§ Your goal
Give back each entry unchanged, minus pictures.

§ Material shown
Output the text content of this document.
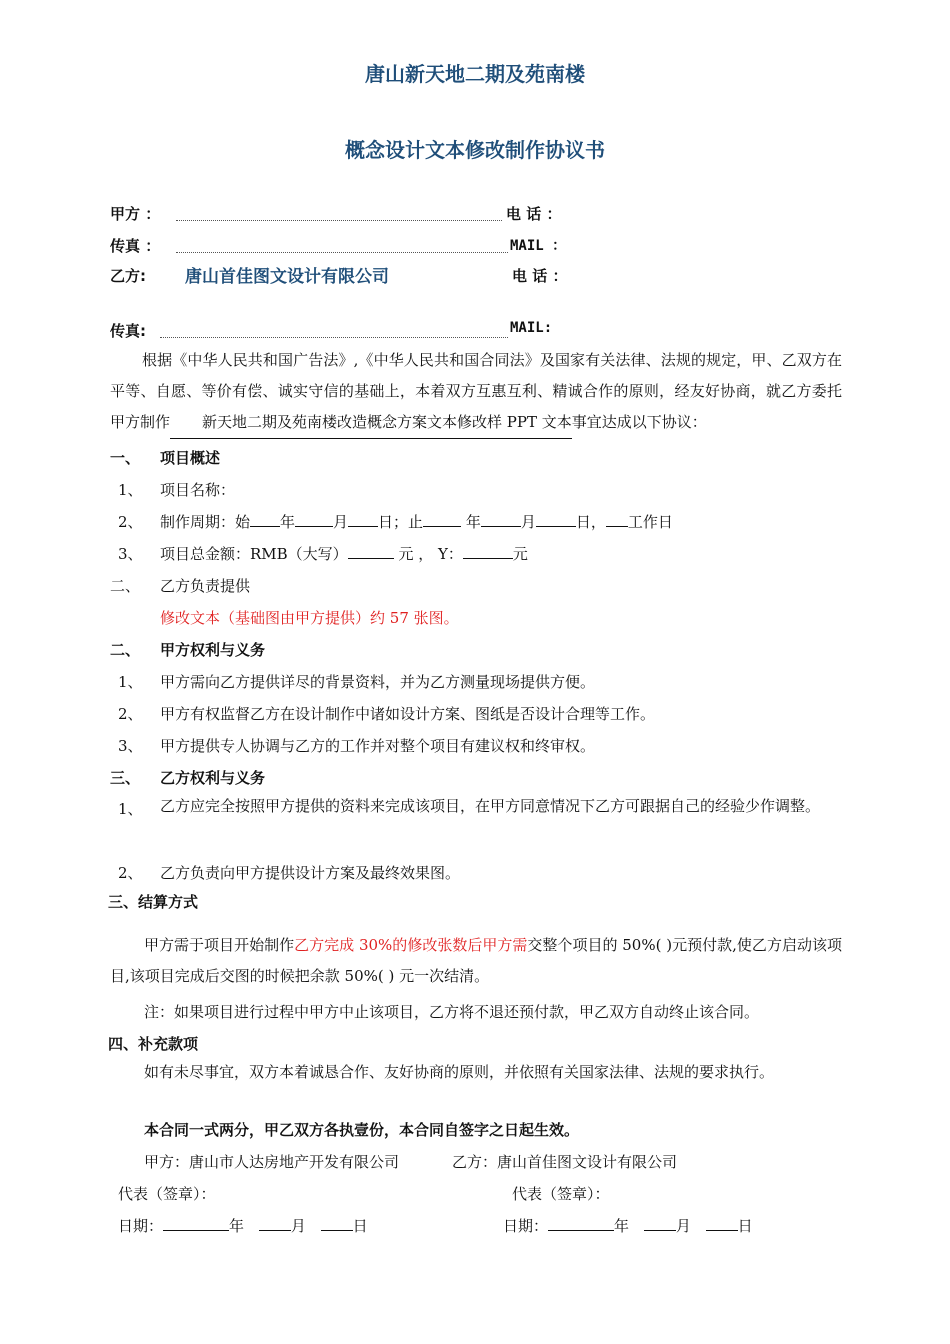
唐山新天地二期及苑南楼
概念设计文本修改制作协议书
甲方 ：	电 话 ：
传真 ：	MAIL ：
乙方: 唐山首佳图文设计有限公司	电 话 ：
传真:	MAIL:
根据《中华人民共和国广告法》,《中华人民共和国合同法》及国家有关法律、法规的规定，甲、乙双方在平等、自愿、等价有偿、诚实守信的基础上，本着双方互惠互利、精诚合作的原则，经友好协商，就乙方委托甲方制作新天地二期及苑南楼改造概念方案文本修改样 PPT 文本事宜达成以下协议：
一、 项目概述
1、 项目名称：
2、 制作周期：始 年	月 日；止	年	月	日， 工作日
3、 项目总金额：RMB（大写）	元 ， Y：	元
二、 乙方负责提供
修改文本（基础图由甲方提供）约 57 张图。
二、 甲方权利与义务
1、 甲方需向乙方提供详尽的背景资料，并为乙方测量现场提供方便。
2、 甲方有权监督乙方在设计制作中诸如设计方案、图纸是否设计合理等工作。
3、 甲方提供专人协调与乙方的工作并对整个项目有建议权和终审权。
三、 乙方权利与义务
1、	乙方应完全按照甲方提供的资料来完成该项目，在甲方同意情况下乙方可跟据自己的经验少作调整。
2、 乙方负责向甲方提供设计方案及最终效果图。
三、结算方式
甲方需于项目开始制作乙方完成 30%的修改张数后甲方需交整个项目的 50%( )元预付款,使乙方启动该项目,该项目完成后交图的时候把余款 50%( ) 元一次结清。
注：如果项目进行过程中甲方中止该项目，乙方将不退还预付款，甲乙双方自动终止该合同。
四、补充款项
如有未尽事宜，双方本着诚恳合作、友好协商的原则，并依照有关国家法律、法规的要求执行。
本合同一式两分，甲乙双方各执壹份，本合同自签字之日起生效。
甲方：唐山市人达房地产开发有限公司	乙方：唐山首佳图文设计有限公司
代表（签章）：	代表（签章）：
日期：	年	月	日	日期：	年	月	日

§ Task response
Output the text content of this document.
唐山新天地二期及苑南楼
概念设计文本修改制作协议书
甲方 ：	电 话 ：
传真 ：	MAIL ：
乙方: 唐山首佳图文设计有限公司	电 话 ：
传真:	MAIL:
根据《中华人民共和国广告法》,《中华人民共和国合同法》及国家有关法律、法规的规定，甲、乙双方在平等、自愿、等价有偿、诚实守信的基础上，本着双方互惠互利、精诚合作的原则，经友好协商，就乙方委托甲方制作新天地二期及苑南楼改造概念方案文本修改样 PPT 文本事宜达成以下协议：
一、 项目概述
1、 项目名称：
2、 制作周期：始 年	月 日；止	年	月	日， 工作日
3、 项目总金额：RMB（大写）	元 ， Y：	元
二、 乙方负责提供
修改文本（基础图由甲方提供）约 57 张图。
二、 甲方权利与义务
1、 甲方需向乙方提供详尽的背景资料，并为乙方测量现场提供方便。
2、 甲方有权监督乙方在设计制作中诸如设计方案、图纸是否设计合理等工作。
3、 甲方提供专人协调与乙方的工作并对整个项目有建议权和终审权。
三、 乙方权利与义务
1、	乙方应完全按照甲方提供的资料来完成该项目，在甲方同意情况下乙方可跟据自己的经验少作调整。
2、 乙方负责向甲方提供设计方案及最终效果图。
三、结算方式
甲方需于项目开始制作乙方完成 30%的修改张数后甲方需交整个项目的 50%( )元预付款,使乙方启动该项目,该项目完成后交图的时候把余款 50%( ) 元一次结清。
注：如果项目进行过程中甲方中止该项目，乙方将不退还预付款，甲乙双方自动终止该合同。
四、补充款项
如有未尽事宜，双方本着诚恳合作、友好协商的原则，并依照有关国家法律、法规的要求执行。
本合同一式两分，甲乙双方各执壹份，本合同自签字之日起生效。
甲方：唐山市人达房地产开发有限公司	乙方：唐山首佳图文设计有限公司
代表（签章）：	代表（签章）：
日期：	年	月	日	日期：	年	月	日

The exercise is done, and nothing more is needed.